■ Do this ■
Pull every line holding the string "setting" from the records below.

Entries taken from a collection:
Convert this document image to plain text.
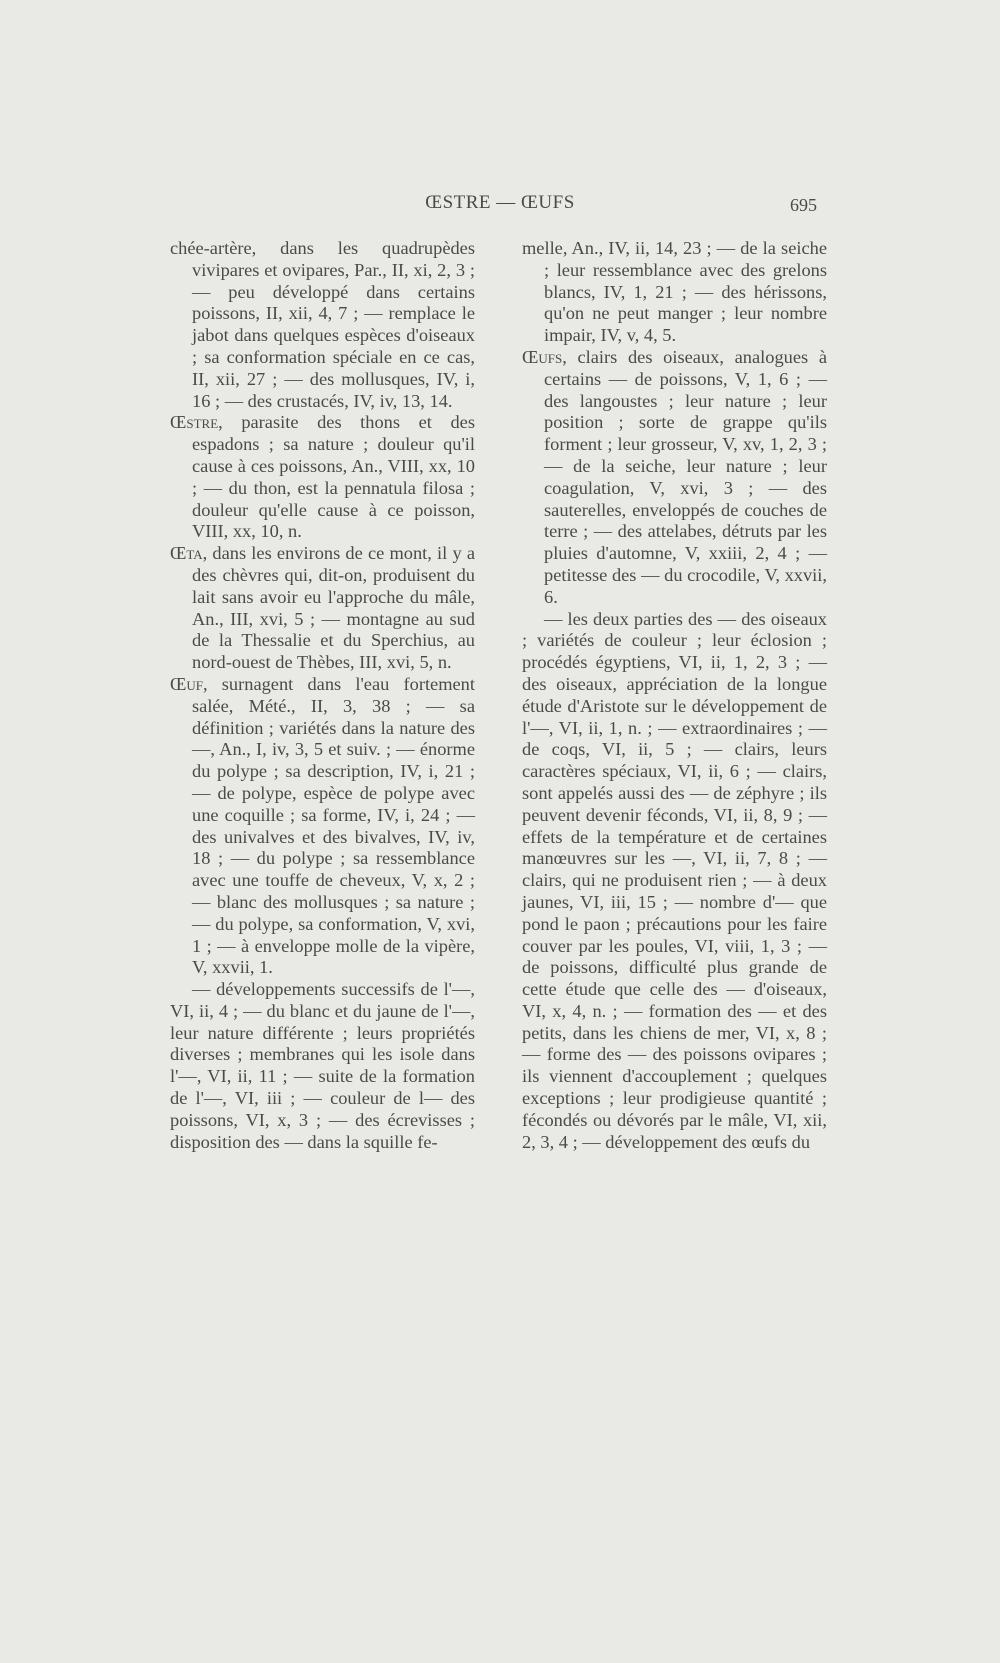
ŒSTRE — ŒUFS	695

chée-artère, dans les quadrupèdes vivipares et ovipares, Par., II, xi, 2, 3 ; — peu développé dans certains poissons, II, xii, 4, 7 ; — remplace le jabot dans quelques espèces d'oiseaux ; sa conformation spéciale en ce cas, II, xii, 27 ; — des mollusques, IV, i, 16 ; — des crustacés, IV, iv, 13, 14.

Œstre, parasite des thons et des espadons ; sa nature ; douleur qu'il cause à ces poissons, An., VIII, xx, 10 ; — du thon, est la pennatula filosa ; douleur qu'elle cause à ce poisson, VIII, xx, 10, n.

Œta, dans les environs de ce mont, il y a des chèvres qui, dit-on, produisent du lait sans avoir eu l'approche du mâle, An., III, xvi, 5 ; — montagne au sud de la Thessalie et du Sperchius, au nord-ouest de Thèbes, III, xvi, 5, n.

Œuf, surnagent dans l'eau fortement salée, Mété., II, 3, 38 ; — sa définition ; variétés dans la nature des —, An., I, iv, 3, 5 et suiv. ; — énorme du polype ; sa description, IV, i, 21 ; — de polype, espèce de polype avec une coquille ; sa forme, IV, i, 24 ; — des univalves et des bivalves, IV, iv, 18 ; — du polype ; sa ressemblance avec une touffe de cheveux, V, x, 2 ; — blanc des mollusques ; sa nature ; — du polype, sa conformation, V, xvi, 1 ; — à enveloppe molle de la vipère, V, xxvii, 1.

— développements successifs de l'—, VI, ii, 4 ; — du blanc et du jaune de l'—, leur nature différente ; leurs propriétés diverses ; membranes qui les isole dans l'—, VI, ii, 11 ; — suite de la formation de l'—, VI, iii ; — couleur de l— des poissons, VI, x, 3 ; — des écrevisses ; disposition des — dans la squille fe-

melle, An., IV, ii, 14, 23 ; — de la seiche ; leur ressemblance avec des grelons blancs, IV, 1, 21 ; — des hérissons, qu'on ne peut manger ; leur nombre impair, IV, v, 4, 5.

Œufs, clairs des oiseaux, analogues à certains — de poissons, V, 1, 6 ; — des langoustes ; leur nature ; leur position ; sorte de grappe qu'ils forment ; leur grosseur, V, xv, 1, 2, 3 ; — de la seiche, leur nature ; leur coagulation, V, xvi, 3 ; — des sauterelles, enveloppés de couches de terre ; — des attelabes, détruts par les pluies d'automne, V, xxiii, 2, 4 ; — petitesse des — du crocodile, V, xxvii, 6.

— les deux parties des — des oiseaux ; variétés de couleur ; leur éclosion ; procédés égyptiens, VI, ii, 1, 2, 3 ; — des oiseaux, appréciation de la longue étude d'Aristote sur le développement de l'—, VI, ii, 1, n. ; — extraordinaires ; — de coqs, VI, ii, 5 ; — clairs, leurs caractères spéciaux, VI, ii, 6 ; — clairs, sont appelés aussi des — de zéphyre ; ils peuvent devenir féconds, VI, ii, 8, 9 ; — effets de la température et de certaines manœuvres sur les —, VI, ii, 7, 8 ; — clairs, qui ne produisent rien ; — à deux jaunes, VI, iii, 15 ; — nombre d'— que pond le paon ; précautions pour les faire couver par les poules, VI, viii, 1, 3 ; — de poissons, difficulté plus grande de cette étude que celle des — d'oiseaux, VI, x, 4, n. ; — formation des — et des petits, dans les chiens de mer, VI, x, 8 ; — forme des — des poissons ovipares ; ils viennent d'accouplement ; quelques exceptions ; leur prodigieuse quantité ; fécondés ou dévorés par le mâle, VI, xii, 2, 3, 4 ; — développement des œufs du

---

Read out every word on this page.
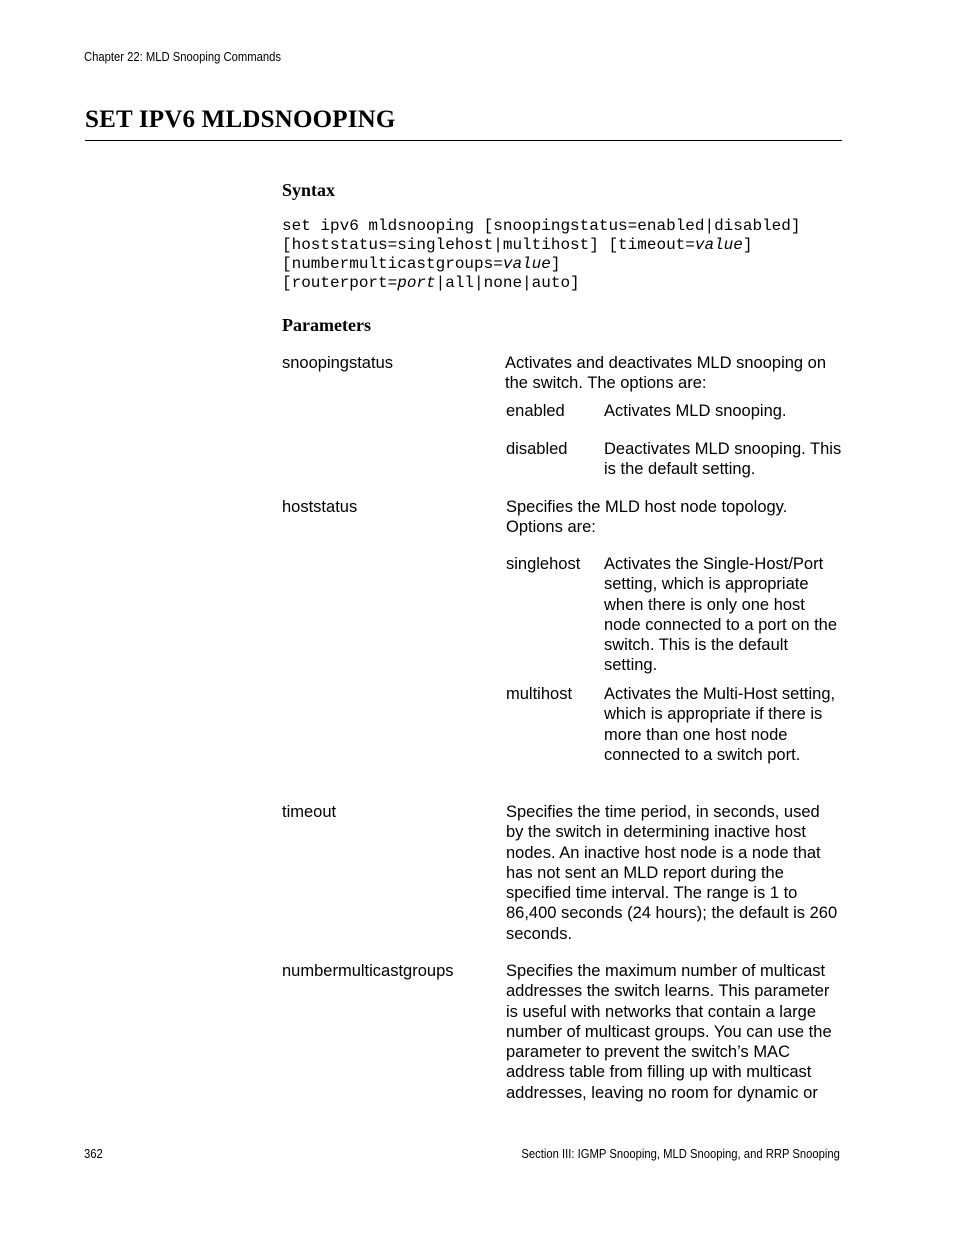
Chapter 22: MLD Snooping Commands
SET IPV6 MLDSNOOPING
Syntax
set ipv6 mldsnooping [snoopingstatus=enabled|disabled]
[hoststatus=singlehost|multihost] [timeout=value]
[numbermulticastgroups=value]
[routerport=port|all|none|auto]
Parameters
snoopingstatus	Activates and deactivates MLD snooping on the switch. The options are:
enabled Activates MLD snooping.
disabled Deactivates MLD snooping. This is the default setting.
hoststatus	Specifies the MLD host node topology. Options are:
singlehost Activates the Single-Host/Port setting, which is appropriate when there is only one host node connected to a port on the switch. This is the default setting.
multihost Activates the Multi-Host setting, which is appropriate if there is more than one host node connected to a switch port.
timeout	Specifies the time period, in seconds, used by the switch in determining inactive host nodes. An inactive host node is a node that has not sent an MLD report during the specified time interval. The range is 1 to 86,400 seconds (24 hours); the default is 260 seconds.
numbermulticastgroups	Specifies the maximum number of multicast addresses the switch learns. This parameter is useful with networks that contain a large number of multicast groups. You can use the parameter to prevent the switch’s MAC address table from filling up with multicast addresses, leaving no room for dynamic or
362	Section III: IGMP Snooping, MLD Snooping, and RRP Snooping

■ The reply ■
disabled Deactivates MLD snooping. This is the default setting.
singlehost Activates the Single-Host/Port setting, which is appropriate when there is only one host node connected to a port on the switch. This is the default setting.
multihost Activates the Multi-Host setting, which is appropriate if there is more than one host node connected to a switch port.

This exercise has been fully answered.